● The request: From the line containing "What text is on this page?" to the end of the listing, write out every line exactly; leave out everything else.

— Start of Input data —

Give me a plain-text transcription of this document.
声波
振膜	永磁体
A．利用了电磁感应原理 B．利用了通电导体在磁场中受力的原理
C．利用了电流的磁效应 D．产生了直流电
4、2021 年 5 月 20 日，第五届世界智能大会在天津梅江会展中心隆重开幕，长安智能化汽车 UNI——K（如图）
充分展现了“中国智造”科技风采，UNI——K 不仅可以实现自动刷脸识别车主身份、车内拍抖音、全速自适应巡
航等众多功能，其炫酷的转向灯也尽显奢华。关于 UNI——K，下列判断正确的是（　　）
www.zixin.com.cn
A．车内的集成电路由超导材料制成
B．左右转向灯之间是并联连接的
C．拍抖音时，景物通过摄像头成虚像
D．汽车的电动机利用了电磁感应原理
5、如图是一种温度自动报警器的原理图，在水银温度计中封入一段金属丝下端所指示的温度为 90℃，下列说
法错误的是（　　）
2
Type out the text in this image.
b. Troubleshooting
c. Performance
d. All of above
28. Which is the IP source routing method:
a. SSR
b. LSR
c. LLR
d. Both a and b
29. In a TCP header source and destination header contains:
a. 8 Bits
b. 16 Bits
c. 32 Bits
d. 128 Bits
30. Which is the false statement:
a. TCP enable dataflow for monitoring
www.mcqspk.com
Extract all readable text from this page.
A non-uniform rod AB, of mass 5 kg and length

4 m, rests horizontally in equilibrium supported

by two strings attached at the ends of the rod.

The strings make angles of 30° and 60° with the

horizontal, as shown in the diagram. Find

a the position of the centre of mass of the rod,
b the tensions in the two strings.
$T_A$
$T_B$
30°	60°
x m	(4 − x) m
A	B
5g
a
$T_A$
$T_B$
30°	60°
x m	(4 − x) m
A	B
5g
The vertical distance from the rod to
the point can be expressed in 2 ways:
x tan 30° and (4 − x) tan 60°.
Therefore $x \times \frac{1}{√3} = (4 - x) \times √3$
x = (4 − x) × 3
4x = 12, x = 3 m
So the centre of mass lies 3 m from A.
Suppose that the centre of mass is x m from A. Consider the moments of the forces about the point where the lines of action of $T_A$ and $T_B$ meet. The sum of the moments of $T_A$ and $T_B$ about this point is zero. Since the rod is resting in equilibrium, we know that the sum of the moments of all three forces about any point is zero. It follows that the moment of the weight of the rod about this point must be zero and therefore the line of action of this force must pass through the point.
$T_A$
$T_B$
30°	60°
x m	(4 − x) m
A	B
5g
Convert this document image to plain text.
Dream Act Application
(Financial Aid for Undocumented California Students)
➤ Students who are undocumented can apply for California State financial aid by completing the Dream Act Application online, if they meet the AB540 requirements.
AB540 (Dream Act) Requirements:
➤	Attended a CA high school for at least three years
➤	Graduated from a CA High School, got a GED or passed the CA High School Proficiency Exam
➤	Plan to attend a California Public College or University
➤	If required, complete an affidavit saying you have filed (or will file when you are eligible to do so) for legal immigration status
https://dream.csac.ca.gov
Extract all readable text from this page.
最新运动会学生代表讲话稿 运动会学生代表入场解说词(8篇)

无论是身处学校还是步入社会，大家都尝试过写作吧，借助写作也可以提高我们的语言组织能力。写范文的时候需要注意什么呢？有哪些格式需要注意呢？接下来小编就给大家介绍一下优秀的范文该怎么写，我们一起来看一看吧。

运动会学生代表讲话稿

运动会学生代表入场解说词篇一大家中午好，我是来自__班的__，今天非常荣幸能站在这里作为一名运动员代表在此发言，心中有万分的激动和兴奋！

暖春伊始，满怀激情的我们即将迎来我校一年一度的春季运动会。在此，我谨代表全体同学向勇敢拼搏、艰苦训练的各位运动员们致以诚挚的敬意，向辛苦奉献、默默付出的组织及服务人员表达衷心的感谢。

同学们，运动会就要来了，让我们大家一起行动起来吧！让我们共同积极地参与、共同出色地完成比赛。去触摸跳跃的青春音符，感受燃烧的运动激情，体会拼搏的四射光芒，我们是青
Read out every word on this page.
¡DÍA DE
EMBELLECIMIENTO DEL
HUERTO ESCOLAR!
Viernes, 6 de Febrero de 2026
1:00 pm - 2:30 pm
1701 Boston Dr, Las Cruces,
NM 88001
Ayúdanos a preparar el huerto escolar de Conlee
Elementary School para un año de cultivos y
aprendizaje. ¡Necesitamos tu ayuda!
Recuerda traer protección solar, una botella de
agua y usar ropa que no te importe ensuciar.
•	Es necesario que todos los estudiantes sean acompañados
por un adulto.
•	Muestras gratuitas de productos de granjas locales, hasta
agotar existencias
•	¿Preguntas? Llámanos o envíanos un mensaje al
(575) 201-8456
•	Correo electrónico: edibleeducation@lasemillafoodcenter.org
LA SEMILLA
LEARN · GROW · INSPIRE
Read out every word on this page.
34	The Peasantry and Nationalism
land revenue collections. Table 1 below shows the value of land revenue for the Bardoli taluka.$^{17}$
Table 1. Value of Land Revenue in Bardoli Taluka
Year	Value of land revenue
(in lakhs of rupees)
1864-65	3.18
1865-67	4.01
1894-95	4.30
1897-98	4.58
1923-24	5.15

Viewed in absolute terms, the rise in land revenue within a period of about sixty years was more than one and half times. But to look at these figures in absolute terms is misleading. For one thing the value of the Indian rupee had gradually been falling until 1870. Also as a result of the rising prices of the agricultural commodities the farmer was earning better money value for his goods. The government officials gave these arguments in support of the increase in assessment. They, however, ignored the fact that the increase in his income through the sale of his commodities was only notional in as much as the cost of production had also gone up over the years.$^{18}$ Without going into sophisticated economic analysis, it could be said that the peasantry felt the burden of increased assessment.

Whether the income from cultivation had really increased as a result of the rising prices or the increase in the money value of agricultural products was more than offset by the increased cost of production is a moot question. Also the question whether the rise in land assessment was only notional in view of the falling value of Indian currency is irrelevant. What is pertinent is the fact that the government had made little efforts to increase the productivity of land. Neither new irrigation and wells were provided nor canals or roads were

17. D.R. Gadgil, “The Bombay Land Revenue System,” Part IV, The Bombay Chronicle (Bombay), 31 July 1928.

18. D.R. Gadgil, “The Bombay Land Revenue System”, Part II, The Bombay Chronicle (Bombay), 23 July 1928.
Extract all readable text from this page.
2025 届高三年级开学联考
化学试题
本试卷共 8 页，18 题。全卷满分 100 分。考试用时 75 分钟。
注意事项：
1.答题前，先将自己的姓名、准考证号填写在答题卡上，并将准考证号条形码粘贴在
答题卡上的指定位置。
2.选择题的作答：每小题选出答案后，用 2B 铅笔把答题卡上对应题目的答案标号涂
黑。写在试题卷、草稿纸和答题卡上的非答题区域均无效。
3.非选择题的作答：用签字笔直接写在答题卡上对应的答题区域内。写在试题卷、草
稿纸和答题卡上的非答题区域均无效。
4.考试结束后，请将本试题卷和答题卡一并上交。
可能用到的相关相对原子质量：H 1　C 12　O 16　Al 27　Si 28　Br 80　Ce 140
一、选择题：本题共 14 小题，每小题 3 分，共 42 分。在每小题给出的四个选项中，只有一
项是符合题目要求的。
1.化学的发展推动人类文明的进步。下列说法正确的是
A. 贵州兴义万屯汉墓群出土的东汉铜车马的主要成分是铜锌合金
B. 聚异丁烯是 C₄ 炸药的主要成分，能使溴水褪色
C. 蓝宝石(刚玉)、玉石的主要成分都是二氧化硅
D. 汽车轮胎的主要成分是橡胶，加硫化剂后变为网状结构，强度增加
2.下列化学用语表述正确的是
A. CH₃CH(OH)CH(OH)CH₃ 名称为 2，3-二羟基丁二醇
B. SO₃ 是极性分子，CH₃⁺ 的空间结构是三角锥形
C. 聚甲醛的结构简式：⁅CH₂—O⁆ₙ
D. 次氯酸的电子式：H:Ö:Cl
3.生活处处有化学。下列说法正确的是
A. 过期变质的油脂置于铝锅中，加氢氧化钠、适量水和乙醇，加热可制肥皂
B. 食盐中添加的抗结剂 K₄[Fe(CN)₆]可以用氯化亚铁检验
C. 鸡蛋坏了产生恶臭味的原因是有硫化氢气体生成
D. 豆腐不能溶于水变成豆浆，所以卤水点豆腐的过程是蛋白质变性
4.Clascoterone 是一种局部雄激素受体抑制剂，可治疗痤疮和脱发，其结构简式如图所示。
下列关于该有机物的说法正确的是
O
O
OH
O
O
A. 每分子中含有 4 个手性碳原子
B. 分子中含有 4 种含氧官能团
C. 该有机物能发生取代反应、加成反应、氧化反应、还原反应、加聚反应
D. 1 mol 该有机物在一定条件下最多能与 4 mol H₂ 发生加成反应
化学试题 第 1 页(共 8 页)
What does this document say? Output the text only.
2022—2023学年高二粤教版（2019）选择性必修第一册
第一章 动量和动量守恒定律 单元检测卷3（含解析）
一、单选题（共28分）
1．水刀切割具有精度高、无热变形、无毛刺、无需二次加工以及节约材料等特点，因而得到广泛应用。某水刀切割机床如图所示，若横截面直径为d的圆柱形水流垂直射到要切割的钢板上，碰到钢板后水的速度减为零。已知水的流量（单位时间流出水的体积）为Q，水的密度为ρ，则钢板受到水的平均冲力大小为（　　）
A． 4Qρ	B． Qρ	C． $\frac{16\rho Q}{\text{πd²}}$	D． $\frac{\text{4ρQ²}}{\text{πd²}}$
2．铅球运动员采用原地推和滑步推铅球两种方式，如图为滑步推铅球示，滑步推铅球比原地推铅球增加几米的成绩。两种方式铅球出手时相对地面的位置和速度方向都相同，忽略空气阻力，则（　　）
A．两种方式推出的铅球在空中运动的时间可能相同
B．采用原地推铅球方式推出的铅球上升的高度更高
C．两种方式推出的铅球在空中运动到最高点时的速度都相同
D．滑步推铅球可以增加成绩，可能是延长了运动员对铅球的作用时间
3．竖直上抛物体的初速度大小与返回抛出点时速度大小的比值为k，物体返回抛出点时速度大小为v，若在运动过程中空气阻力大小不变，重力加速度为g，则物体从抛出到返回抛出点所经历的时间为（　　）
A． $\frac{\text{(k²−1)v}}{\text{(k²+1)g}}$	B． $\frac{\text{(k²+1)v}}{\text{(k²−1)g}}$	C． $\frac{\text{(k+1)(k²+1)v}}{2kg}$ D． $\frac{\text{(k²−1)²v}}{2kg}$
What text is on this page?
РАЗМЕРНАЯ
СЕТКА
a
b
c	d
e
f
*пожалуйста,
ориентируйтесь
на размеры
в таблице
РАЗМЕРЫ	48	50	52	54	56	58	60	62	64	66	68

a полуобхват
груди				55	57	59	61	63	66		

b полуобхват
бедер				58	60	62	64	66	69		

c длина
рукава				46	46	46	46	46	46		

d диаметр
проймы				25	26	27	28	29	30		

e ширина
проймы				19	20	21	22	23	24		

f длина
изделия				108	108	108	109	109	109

— End of Input data —

● Response:
What text is on this page?
РАЗМЕРНАЯ
СЕТКА
a
b
c	d
e
f
*пожалуйста,
ориентируйтесь
на размеры
в таблице
РАЗМЕРЫ	48	50	52	54	56	58	60	62	64	66	68

a полуобхват
груди				55	57	59	61	63	66		

b полуобхват
бедер				58	60	62	64	66	69		

c длина
рукава				46	46	46	46	46	46		

d диаметр
проймы				25	26	27	28	29	30		

e ширина
проймы				19	20	21	22	23	24		

f длина
изделия				108	108	108	109	109	109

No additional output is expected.